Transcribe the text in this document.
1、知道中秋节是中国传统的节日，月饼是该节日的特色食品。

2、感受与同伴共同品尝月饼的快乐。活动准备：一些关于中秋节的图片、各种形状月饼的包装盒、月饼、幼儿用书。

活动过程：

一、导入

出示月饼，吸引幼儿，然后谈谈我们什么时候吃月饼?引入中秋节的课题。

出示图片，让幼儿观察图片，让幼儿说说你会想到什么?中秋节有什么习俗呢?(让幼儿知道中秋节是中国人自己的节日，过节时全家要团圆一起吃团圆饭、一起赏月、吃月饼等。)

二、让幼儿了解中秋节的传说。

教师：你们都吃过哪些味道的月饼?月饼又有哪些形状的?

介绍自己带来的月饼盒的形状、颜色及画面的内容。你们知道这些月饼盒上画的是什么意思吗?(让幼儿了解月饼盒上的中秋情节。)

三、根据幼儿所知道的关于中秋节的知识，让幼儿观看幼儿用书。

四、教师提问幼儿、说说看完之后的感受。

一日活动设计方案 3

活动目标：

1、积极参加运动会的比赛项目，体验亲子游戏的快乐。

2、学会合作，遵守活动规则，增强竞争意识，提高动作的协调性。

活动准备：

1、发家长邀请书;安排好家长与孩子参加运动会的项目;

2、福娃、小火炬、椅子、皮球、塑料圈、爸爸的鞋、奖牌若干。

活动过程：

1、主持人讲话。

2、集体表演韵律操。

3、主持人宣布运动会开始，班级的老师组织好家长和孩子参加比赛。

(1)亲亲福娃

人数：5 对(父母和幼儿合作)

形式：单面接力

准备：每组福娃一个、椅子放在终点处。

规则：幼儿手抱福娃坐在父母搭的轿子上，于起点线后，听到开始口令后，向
______
→ Required task: Copy out the whole listing, exactly as written.

→ Exercise result:
Transcribe the text in this document.
1、知道中秋节是中国传统的节日，月饼是该节日的特色食品。

2、感受与同伴共同品尝月饼的快乐。活动准备：一些关于中秋节的图片、各种形状月饼的包装盒、月饼、幼儿用书。

活动过程：

一、导入

出示月饼，吸引幼儿，然后谈谈我们什么时候吃月饼?引入中秋节的课题。

出示图片，让幼儿观察图片，让幼儿说说你会想到什么?中秋节有什么习俗呢?(让幼儿知道中秋节是中国人自己的节日，过节时全家要团圆一起吃团圆饭、一起赏月、吃月饼等。)

二、让幼儿了解中秋节的传说。

教师：你们都吃过哪些味道的月饼?月饼又有哪些形状的?

介绍自己带来的月饼盒的形状、颜色及画面的内容。你们知道这些月饼盒上画的是什么意思吗?(让幼儿了解月饼盒上的中秋情节。)

三、根据幼儿所知道的关于中秋节的知识，让幼儿观看幼儿用书。

四、教师提问幼儿、说说看完之后的感受。

一日活动设计方案 3

活动目标：

1、积极参加运动会的比赛项目，体验亲子游戏的快乐。

2、学会合作，遵守活动规则，增强竞争意识，提高动作的协调性。

活动准备：

1、发家长邀请书;安排好家长与孩子参加运动会的项目;

2、福娃、小火炬、椅子、皮球、塑料圈、爸爸的鞋、奖牌若干。

活动过程：

1、主持人讲话。

2、集体表演韵律操。

3、主持人宣布运动会开始，班级的老师组织好家长和孩子参加比赛。

(1)亲亲福娃

人数：5 对(父母和幼儿合作)

形式：单面接力

准备：每组福娃一个、椅子放在终点处。

规则：幼儿手抱福娃坐在父母搭的轿子上，于起点线后，听到开始口令后，向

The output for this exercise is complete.